──────── RECORDS FOR THE EXERCISE ────────
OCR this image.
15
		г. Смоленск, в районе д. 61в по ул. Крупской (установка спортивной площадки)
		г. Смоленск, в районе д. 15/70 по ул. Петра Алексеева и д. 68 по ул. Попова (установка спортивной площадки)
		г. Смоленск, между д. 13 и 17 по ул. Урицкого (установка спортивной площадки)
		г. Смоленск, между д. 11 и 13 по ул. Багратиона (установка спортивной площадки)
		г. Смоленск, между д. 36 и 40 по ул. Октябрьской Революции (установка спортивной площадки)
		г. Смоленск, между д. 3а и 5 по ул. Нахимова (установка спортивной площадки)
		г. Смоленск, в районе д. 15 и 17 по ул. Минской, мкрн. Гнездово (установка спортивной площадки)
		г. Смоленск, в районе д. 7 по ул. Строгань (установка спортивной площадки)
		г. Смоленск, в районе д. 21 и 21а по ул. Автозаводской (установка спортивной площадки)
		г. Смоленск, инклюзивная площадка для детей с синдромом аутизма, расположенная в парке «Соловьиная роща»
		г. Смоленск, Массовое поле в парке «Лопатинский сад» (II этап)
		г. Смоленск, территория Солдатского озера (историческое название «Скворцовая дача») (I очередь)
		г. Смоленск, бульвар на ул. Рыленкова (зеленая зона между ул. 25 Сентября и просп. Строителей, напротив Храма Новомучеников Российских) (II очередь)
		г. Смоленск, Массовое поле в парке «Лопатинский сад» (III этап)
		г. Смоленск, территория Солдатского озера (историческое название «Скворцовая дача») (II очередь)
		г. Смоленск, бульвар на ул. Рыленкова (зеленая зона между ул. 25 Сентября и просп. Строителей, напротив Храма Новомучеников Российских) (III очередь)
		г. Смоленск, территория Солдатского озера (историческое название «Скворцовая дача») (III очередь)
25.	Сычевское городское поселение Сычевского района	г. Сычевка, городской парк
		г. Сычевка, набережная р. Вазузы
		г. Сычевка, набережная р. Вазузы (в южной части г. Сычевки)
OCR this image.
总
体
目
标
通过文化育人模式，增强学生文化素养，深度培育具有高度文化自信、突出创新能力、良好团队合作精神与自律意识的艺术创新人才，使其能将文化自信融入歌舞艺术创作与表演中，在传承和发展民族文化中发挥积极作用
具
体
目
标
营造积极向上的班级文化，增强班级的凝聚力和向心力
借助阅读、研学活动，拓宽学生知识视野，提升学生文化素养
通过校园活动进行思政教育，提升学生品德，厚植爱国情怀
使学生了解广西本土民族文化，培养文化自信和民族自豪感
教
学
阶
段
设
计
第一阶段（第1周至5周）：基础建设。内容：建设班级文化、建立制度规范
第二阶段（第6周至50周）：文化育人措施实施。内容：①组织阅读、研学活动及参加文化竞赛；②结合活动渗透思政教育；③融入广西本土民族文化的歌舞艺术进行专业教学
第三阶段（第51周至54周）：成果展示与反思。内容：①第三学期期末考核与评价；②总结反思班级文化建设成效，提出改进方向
────────
● **EXERCISE INSTRUCTIONS**
Every record above should be output exactly.

● **WRITTEN SOLUTION**
OCR this image.
15
		г. Смоленск, в районе д. 61в по ул. Крупской (установка спортивной площадки)
		г. Смоленск, в районе д. 15/70 по ул. Петра Алексеева и д. 68 по ул. Попова (установка спортивной площадки)
		г. Смоленск, между д. 13 и 17 по ул. Урицкого (установка спортивной площадки)
		г. Смоленск, между д. 11 и 13 по ул. Багратиона (установка спортивной площадки)
		г. Смоленск, между д. 36 и 40 по ул. Октябрьской Революции (установка спортивной площадки)
		г. Смоленск, между д. 3а и 5 по ул. Нахимова (установка спортивной площадки)
		г. Смоленск, в районе д. 15 и 17 по ул. Минской, мкрн. Гнездово (установка спортивной площадки)
		г. Смоленск, в районе д. 7 по ул. Строгань (установка спортивной площадки)
		г. Смоленск, в районе д. 21 и 21а по ул. Автозаводской (установка спортивной площадки)
		г. Смоленск, инклюзивная площадка для детей с синдромом аутизма, расположенная в парке «Соловьиная роща»
		г. Смоленск, Массовое поле в парке «Лопатинский сад» (II этап)
		г. Смоленск, территория Солдатского озера (историческое название «Скворцовая дача») (I очередь)
		г. Смоленск, бульвар на ул. Рыленкова (зеленая зона между ул. 25 Сентября и просп. Строителей, напротив Храма Новомучеников Российских) (II очередь)
		г. Смоленск, Массовое поле в парке «Лопатинский сад» (III этап)
		г. Смоленск, территория Солдатского озера (историческое название «Скворцовая дача») (II очередь)
		г. Смоленск, бульвар на ул. Рыленкова (зеленая зона между ул. 25 Сентября и просп. Строителей, напротив Храма Новомучеников Российских) (III очередь)
		г. Смоленск, территория Солдатского озера (историческое название «Скворцовая дача») (III очередь)
25.	Сычевское городское поселение Сычевского района	г. Сычевка, городской парк
		г. Сычевка, набережная р. Вазузы
		г. Сычевка, набережная р. Вазузы (в южной части г. Сычевки)
OCR this image.
总
体
目
标
通过文化育人模式，增强学生文化素养，深度培育具有高度文化自信、突出创新能力、良好团队合作精神与自律意识的艺术创新人才，使其能将文化自信融入歌舞艺术创作与表演中，在传承和发展民族文化中发挥积极作用
具
体
目
标
营造积极向上的班级文化，增强班级的凝聚力和向心力
借助阅读、研学活动，拓宽学生知识视野，提升学生文化素养
通过校园活动进行思政教育，提升学生品德，厚植爱国情怀
使学生了解广西本土民族文化，培养文化自信和民族自豪感
教
学
阶
段
设
计
第一阶段（第1周至5周）：基础建设。内容：建设班级文化、建立制度规范
第二阶段（第6周至50周）：文化育人措施实施。内容：①组织阅读、研学活动及参加文化竞赛；②结合活动渗透思政教育；③融入广西本土民族文化的歌舞艺术进行专业教学
第三阶段（第51周至54周）：成果展示与反思。内容：①第三学期期末考核与评价；②总结反思班级文化建设成效，提出改进方向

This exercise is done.